Structured figure records
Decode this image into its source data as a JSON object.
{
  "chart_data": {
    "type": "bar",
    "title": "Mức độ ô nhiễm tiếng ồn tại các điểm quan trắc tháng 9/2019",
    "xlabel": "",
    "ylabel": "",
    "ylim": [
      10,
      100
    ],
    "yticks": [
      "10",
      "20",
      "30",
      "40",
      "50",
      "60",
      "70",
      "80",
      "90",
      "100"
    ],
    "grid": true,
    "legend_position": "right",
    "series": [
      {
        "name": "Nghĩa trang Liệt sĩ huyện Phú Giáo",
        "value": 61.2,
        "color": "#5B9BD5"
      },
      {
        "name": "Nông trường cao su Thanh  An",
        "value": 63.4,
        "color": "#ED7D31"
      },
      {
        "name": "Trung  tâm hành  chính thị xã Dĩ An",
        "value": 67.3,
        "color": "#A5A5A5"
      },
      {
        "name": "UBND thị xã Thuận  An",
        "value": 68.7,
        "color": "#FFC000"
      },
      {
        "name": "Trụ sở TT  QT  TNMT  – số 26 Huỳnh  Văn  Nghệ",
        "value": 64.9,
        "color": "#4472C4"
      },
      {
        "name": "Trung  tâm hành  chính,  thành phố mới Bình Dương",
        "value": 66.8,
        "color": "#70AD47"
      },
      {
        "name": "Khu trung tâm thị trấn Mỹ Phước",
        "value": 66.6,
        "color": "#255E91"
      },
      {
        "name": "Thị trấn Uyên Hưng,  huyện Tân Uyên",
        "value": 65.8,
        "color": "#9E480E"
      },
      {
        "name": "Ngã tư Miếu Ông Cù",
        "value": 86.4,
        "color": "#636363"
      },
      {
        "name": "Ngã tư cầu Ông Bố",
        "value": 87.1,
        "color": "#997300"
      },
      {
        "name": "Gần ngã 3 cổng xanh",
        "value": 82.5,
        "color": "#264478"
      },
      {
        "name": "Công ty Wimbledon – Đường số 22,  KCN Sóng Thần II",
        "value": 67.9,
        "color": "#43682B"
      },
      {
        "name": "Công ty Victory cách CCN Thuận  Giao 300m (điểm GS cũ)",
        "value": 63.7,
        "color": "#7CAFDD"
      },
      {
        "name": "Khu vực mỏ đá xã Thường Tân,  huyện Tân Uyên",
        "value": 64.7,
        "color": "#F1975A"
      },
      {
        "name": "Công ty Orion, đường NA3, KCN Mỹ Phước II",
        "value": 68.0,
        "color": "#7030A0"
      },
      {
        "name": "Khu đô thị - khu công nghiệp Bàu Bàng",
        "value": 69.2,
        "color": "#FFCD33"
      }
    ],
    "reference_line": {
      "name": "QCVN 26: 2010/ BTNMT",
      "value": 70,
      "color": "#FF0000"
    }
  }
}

# WORK TO DO
Please repeat the material above, word for word and in full.

# OUTPUT OF THE TASK
Decode this image into its source data as a JSON object.
{
  "chart_data": {
    "type": "bar",
    "title": "Mức độ ô nhiễm tiếng ồn tại các điểm quan trắc tháng 9/2019",
    "xlabel": "",
    "ylabel": "",
    "ylim": [
      10,
      100
    ],
    "yticks": [
      "10",
      "20",
      "30",
      "40",
      "50",
      "60",
      "70",
      "80",
      "90",
      "100"
    ],
    "grid": true,
    "legend_position": "right",
    "series": [
      {
        "name": "Nghĩa trang Liệt sĩ huyện Phú Giáo",
        "value": 61.2,
        "color": "#5B9BD5"
      },
      {
        "name": "Nông trường cao su Thanh  An",
        "value": 63.4,
        "color": "#ED7D31"
      },
      {
        "name": "Trung  tâm hành  chính thị xã Dĩ An",
        "value": 67.3,
        "color": "#A5A5A5"
      },
      {
        "name": "UBND thị xã Thuận  An",
        "value": 68.7,
        "color": "#FFC000"
      },
      {
        "name": "Trụ sở TT  QT  TNMT  – số 26 Huỳnh  Văn  Nghệ",
        "value": 64.9,
        "color": "#4472C4"
      },
      {
        "name": "Trung  tâm hành  chính,  thành phố mới Bình Dương",
        "value": 66.8,
        "color": "#70AD47"
      },
      {
        "name": "Khu trung tâm thị trấn Mỹ Phước",
        "value": 66.6,
        "color": "#255E91"
      },
      {
        "name": "Thị trấn Uyên Hưng,  huyện Tân Uyên",
        "value": 65.8,
        "color": "#9E480E"
      },
      {
        "name": "Ngã tư Miếu Ông Cù",
        "value": 86.4,
        "color": "#636363"
      },
      {
        "name": "Ngã tư cầu Ông Bố",
        "value": 87.1,
        "color": "#997300"
      },
      {
        "name": "Gần ngã 3 cổng xanh",
        "value": 82.5,
        "color": "#264478"
      },
      {
        "name": "Công ty Wimbledon – Đường số 22,  KCN Sóng Thần II",
        "value": 67.9,
        "color": "#43682B"
      },
      {
        "name": "Công ty Victory cách CCN Thuận  Giao 300m (điểm GS cũ)",
        "value": 63.7,
        "color": "#7CAFDD"
      },
      {
        "name": "Khu vực mỏ đá xã Thường Tân,  huyện Tân Uyên",
        "value": 64.7,
        "color": "#F1975A"
      },
      {
        "name": "Công ty Orion, đường NA3, KCN Mỹ Phước II",
        "value": 68.0,
        "color": "#7030A0"
      },
      {
        "name": "Khu đô thị - khu công nghiệp Bàu Bàng",
        "value": 69.2,
        "color": "#FFCD33"
      }
    ],
    "reference_line": {
      "name": "QCVN 26: 2010/ BTNMT",
      "value": 70,
      "color": "#FF0000"
    }
  }
}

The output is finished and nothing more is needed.